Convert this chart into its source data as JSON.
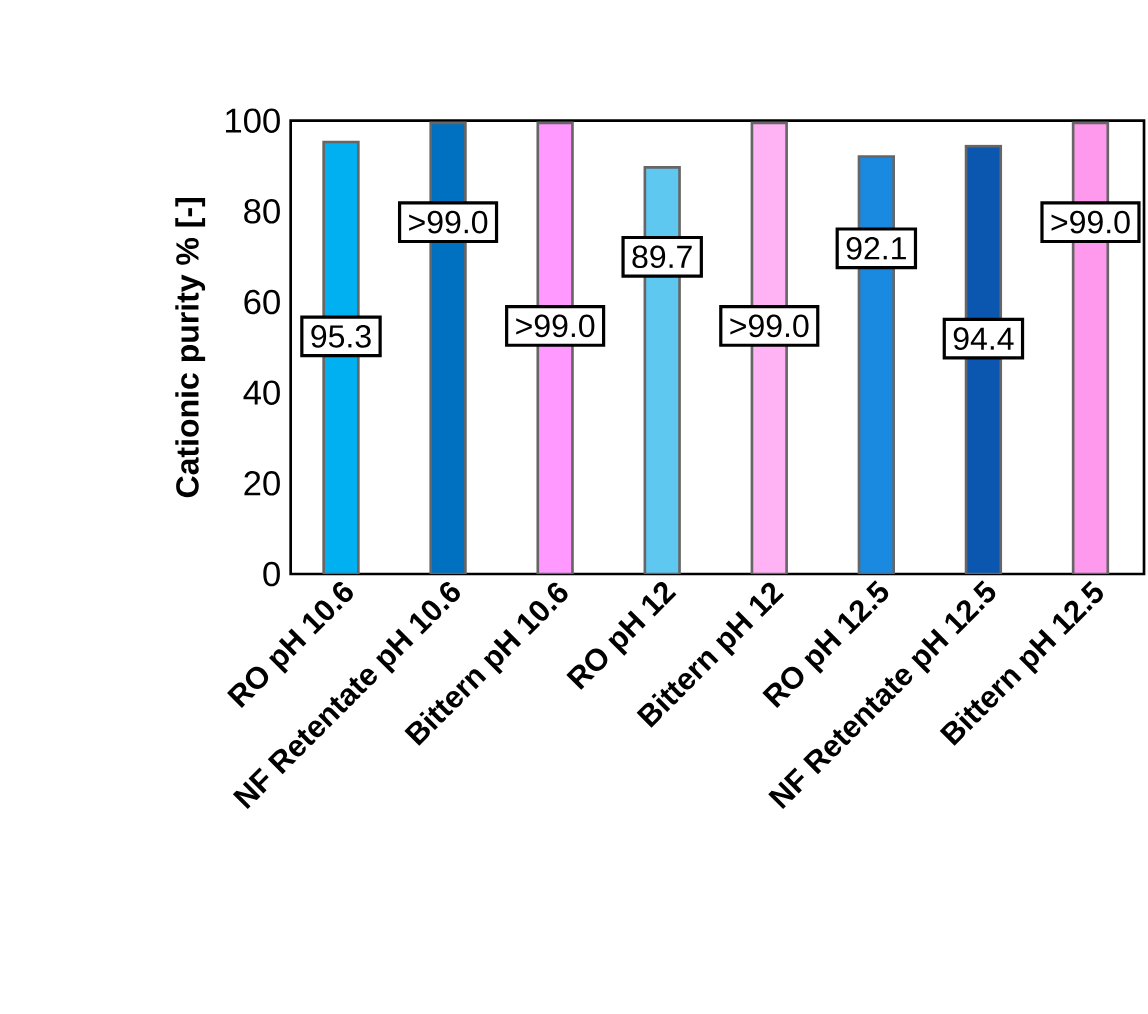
{
  "chart_data": {
    "type": "bar",
    "ylabel": "Cationic purity % [-]",
    "categories": [
      "RO pH 10.6",
      "NF Retentate pH 10.6",
      "Bittern pH 10.6",
      "RO pH 12",
      "Bittern pH 12",
      "RO pH 12.5",
      "NF Retentate pH 12.5",
      "Bittern pH 12.5"
    ],
    "values": [
      95.3,
      99.5,
      99.5,
      89.7,
      99.5,
      92.1,
      94.4,
      99.5
    ],
    "value_labels": [
      "95.3",
      ">99.0",
      ">99.0",
      "89.7",
      ">99.0",
      "92.1",
      "94.4",
      ">99.0"
    ],
    "colors": [
      "#00b0f0",
      "#0070c0",
      "#ff99ff",
      "#5fc8f0",
      "#ffb3f5",
      "#1a8ae0",
      "#0b57b0",
      "#ff99ee"
    ],
    "ylim": [
      0,
      100
    ],
    "yticks": [
      0,
      20,
      40,
      60,
      80,
      100
    ],
    "grid": false
  }
}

◆ ◆ ◆ ◆ ◆ ◆ ◆

- WHAT IS BEING ASKED -
Scan the material above. Return every line containing the string "Retentate".

- SOLUTION TO THE EXERCISE -
      "NF Retentate pH 10.6",
      "NF Retentate pH 12.5",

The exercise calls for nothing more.